┌────────

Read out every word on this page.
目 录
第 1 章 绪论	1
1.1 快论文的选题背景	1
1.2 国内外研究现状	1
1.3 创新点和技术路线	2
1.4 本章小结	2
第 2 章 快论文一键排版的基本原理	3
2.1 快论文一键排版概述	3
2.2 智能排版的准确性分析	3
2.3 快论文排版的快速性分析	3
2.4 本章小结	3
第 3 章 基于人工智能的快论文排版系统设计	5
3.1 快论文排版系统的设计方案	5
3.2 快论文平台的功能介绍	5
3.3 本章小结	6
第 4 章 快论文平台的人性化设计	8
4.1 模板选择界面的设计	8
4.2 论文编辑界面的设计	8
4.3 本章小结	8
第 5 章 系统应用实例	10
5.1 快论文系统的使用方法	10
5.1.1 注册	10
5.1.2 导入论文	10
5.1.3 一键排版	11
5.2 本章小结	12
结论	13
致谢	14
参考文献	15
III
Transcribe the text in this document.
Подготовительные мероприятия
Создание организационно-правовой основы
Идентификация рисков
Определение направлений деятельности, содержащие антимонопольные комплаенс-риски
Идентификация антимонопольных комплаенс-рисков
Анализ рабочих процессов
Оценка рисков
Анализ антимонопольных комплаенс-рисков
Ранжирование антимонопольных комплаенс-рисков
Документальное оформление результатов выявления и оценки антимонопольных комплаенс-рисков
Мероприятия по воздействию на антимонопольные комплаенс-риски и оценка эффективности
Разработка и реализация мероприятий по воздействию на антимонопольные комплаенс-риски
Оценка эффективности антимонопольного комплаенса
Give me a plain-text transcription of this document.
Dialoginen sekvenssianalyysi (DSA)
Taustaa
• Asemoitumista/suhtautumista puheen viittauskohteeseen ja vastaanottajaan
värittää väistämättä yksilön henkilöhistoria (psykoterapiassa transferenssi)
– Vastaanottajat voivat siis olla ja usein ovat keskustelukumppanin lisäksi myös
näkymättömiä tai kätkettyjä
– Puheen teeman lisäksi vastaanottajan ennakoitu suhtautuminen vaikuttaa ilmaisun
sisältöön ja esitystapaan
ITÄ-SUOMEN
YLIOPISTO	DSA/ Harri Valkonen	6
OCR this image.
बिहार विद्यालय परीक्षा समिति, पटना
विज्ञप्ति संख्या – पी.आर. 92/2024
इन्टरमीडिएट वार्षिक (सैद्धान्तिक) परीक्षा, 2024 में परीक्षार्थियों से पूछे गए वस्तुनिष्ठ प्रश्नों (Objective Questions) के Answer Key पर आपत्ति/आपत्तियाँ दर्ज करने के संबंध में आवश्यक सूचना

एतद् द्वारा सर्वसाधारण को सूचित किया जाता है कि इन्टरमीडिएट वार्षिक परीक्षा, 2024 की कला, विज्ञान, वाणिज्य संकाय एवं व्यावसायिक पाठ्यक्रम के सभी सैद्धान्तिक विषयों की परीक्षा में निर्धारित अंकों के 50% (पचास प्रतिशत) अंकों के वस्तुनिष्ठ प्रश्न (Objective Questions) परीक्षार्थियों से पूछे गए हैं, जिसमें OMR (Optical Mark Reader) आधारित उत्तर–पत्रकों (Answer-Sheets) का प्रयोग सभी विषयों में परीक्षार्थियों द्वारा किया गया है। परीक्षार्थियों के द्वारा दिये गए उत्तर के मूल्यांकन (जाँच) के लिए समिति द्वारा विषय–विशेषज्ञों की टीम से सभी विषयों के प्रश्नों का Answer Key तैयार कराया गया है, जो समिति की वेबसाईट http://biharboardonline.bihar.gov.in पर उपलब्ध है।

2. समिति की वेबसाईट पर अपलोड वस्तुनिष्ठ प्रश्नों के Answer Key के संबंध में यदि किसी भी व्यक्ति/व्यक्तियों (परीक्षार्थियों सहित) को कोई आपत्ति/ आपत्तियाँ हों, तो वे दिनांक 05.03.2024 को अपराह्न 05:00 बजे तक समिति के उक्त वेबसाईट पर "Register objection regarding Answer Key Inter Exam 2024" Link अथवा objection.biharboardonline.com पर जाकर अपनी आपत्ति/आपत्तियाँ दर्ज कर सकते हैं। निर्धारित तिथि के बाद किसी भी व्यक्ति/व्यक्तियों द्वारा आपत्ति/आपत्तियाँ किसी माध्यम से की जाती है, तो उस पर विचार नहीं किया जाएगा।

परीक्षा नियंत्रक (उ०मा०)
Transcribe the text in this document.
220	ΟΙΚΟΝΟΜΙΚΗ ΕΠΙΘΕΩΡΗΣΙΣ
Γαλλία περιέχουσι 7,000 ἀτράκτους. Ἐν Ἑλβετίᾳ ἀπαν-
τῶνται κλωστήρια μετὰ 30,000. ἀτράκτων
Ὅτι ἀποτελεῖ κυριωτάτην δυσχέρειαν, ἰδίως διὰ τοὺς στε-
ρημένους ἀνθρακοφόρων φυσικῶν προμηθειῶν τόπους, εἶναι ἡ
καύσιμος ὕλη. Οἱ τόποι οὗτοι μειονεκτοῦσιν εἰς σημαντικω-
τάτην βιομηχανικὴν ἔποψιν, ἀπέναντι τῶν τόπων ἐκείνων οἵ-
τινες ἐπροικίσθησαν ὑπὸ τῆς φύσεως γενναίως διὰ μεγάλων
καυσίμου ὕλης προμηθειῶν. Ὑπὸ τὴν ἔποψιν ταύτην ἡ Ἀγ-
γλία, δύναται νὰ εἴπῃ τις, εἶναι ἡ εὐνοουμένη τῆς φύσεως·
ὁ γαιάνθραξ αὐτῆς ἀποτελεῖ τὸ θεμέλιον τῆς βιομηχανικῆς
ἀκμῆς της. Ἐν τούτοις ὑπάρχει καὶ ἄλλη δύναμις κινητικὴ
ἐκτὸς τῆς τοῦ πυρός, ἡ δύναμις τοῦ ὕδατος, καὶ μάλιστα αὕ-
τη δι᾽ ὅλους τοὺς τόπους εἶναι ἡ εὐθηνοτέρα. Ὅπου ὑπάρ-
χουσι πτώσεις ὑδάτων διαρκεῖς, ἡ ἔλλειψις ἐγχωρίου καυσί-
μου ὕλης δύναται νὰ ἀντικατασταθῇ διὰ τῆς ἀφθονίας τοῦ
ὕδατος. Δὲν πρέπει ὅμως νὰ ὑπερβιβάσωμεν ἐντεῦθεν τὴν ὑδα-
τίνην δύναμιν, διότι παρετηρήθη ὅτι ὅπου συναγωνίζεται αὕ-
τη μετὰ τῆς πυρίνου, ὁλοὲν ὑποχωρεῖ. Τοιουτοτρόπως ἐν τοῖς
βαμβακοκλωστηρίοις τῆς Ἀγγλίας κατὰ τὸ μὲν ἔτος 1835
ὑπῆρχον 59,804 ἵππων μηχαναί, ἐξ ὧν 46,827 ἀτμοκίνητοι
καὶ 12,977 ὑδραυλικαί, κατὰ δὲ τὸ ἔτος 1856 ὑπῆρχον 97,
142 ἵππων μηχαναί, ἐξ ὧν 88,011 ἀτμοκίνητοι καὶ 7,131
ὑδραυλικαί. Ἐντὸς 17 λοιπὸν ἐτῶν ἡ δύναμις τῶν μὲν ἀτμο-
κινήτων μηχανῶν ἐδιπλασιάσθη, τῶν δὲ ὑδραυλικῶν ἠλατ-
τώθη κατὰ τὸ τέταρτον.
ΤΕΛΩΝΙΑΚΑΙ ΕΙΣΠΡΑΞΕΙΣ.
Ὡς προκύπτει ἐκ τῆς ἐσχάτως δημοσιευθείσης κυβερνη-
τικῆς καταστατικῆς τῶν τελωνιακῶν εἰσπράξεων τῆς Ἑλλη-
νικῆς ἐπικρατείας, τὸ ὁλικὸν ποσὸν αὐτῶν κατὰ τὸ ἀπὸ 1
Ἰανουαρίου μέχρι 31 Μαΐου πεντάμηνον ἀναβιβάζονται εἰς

└────────

*GIVEN REQUEST*
Within the listing above, find every line containing the string "ἔποψιν" and return it.

*EXPECTED ANSWER*
τάτην βιομηχανικὴν ἔποψιν, ἀπέναντι τῶν τόπων ἐκείνων οἵ-
καυσίμου ὕλης προμηθειῶν. Ὑπὸ τὴν ἔποψιν ταύτην ἡ Ἀγ-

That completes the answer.